- [GOAL OF THE EXERCISE]: Images should be left out, and everything else in the listing reproduced exactly.

Data items:
▼
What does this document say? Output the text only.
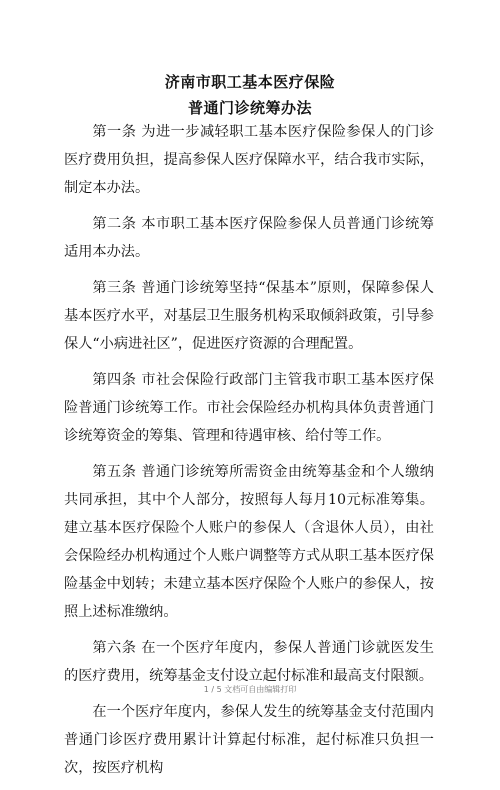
济南市职工基本医疗保险
普通门诊统筹办法

第一条 为进一步减轻职工基本医疗保险参保人的门诊医疗费用负担，提高参保人医疗保障水平，结合我市实际，制定本办法。

第二条 本市职工基本医疗保险参保人员普通门诊统筹适用本办法。

第三条 普通门诊统筹坚持“保基本”原则，保障参保人基本医疗水平，对基层卫生服务机构采取倾斜政策，引导参保人“小病进社区”，促进医疗资源的合理配置。

第四条 市社会保险行政部门主管我市职工基本医疗保险普通门诊统筹工作。市社会保险经办机构具体负责普通门诊统筹资金的筹集、管理和待遇审核、给付等工作。

第五条 普通门诊统筹所需资金由统筹基金和个人缴纳共同承担，其中个人部分，按照每人每月10元标准筹集。建立基本医疗保险个人账户的参保人（含退休人员），由社会保险经办机构通过个人账户调整等方式从职工基本医疗保险基金中划转；未建立基本医疗保险个人账户的参保人，按照上述标准缴纳。

第六条 在一个医疗年度内，参保人普通门诊就医发生的医疗费用，统筹基金支付设立起付标准和最高支付限额。

在一个医疗年度内，参保人发生的统筹基金支付范围内普通门诊医疗费用累计计算起付标准，起付标准只负担一次，按医疗机构

1 / 5 文档可自由编辑打印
▲
- [SOLUTION]:
What does this document say? Output the text only.
济南市职工基本医疗保险
普通门诊统筹办法

第一条 为进一步减轻职工基本医疗保险参保人的门诊医疗费用负担，提高参保人医疗保障水平，结合我市实际，制定本办法。

第二条 本市职工基本医疗保险参保人员普通门诊统筹适用本办法。

第三条 普通门诊统筹坚持“保基本”原则，保障参保人基本医疗水平，对基层卫生服务机构采取倾斜政策，引导参保人“小病进社区”，促进医疗资源的合理配置。

第四条 市社会保险行政部门主管我市职工基本医疗保险普通门诊统筹工作。市社会保险经办机构具体负责普通门诊统筹资金的筹集、管理和待遇审核、给付等工作。

第五条 普通门诊统筹所需资金由统筹基金和个人缴纳共同承担，其中个人部分，按照每人每月10元标准筹集。建立基本医疗保险个人账户的参保人（含退休人员），由社会保险经办机构通过个人账户调整等方式从职工基本医疗保险基金中划转；未建立基本医疗保险个人账户的参保人，按照上述标准缴纳。

第六条 在一个医疗年度内，参保人普通门诊就医发生的医疗费用，统筹基金支付设立起付标准和最高支付限额。

在一个医疗年度内，参保人发生的统筹基金支付范围内普通门诊医疗费用累计计算起付标准，起付标准只负担一次，按医疗机构

1 / 5 文档可自由编辑打印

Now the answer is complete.